— Begin —

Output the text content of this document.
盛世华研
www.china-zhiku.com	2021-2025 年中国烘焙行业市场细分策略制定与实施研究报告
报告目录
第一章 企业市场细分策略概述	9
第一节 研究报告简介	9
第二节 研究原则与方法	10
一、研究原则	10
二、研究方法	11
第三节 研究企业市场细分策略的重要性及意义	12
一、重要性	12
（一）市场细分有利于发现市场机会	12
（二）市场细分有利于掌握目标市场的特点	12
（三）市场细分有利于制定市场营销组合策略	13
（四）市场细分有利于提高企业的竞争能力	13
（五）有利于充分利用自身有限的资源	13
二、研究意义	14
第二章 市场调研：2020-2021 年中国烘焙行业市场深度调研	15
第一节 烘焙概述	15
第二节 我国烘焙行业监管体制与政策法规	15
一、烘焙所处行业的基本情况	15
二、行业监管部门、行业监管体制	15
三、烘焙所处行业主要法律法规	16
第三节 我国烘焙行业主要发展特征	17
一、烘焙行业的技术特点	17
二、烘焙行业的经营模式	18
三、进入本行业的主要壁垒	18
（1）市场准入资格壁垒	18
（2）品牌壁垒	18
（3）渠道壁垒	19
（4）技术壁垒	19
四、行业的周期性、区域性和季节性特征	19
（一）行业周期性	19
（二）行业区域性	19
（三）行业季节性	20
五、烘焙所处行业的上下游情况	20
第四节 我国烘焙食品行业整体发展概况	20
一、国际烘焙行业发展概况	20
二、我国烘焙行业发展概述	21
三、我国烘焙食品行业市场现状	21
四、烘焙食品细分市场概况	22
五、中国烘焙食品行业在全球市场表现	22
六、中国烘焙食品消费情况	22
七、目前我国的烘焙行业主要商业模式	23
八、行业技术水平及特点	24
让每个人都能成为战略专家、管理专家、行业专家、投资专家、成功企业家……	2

— End —

--- Task prompt ---
Recopy the entries above exactly, with every line included.

--- Full output ---
Output the text content of this document.
盛世华研
www.china-zhiku.com	2021-2025 年中国烘焙行业市场细分策略制定与实施研究报告
报告目录
第一章 企业市场细分策略概述	9
第一节 研究报告简介	9
第二节 研究原则与方法	10
一、研究原则	10
二、研究方法	11
第三节 研究企业市场细分策略的重要性及意义	12
一、重要性	12
（一）市场细分有利于发现市场机会	12
（二）市场细分有利于掌握目标市场的特点	12
（三）市场细分有利于制定市场营销组合策略	13
（四）市场细分有利于提高企业的竞争能力	13
（五）有利于充分利用自身有限的资源	13
二、研究意义	14
第二章 市场调研：2020-2021 年中国烘焙行业市场深度调研	15
第一节 烘焙概述	15
第二节 我国烘焙行业监管体制与政策法规	15
一、烘焙所处行业的基本情况	15
二、行业监管部门、行业监管体制	15
三、烘焙所处行业主要法律法规	16
第三节 我国烘焙行业主要发展特征	17
一、烘焙行业的技术特点	17
二、烘焙行业的经营模式	18
三、进入本行业的主要壁垒	18
（1）市场准入资格壁垒	18
（2）品牌壁垒	18
（3）渠道壁垒	19
（4）技术壁垒	19
四、行业的周期性、区域性和季节性特征	19
（一）行业周期性	19
（二）行业区域性	19
（三）行业季节性	20
五、烘焙所处行业的上下游情况	20
第四节 我国烘焙食品行业整体发展概况	20
一、国际烘焙行业发展概况	20
二、我国烘焙行业发展概述	21
三、我国烘焙食品行业市场现状	21
四、烘焙食品细分市场概况	22
五、中国烘焙食品行业在全球市场表现	22
六、中国烘焙食品消费情况	22
七、目前我国的烘焙行业主要商业模式	23
八、行业技术水平及特点	24
让每个人都能成为战略专家、管理专家、行业专家、投资专家、成功企业家……	2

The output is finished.